Saved entries:
--------------------------------

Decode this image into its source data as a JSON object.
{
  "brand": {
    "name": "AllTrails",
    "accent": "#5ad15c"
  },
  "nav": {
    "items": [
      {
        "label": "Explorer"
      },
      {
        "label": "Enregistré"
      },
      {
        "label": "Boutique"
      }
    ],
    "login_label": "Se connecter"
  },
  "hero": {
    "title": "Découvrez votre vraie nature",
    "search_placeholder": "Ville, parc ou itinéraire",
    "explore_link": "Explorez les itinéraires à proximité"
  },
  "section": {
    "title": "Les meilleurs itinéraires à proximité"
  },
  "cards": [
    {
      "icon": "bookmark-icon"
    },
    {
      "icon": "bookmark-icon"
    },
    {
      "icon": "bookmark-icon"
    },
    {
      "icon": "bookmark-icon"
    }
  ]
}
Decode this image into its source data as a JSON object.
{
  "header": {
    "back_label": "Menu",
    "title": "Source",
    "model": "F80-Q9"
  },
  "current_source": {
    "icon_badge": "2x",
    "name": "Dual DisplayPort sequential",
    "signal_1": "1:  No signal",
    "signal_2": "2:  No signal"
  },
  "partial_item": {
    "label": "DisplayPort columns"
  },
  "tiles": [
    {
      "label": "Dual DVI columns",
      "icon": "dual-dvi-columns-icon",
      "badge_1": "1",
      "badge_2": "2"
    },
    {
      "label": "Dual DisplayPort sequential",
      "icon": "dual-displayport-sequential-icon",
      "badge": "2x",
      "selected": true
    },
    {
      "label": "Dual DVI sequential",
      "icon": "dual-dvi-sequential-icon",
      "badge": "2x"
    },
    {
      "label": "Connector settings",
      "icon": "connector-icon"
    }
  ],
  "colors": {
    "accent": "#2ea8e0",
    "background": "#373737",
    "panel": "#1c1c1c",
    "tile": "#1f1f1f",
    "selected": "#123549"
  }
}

--------------------------------

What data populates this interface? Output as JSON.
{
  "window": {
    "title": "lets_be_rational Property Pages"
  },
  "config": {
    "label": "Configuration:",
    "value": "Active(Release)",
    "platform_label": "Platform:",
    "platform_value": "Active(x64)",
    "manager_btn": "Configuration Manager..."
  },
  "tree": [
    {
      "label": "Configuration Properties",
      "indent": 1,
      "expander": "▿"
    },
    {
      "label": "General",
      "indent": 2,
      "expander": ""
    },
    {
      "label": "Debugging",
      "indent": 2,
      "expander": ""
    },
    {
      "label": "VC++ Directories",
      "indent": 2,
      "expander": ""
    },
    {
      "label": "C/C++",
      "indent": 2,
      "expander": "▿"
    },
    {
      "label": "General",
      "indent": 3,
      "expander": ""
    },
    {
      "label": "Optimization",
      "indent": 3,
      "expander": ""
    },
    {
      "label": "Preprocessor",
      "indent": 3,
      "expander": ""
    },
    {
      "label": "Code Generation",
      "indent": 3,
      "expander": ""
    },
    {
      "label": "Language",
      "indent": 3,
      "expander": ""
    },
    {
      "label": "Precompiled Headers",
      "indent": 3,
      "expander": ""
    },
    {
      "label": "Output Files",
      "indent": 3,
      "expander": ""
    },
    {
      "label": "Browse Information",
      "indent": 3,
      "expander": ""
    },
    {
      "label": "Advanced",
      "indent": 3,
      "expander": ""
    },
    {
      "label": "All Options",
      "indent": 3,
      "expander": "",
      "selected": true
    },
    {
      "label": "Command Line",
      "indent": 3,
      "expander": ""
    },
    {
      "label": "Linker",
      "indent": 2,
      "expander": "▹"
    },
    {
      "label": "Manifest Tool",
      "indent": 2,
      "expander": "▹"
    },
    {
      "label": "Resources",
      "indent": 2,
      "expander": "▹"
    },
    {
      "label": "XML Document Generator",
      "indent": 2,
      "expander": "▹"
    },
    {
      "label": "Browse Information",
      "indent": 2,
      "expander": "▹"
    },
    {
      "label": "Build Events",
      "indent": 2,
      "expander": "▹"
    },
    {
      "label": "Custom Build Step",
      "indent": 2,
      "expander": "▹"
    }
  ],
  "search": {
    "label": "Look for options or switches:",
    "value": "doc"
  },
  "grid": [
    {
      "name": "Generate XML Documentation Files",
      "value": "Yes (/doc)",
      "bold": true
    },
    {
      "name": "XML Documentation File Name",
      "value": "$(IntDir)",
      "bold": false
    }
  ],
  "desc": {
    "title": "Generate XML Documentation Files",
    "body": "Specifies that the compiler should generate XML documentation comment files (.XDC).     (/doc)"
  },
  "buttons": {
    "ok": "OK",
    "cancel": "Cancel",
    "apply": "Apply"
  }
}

--------------------------------

**WHAT IS REQUIRED**
Find the lines above that include the string "columns" and copy them.

**TASK RESULT**
    "label": "DisplayPort columns"
      "label": "Dual DVI columns",
      "icon": "dual-dvi-columns-icon",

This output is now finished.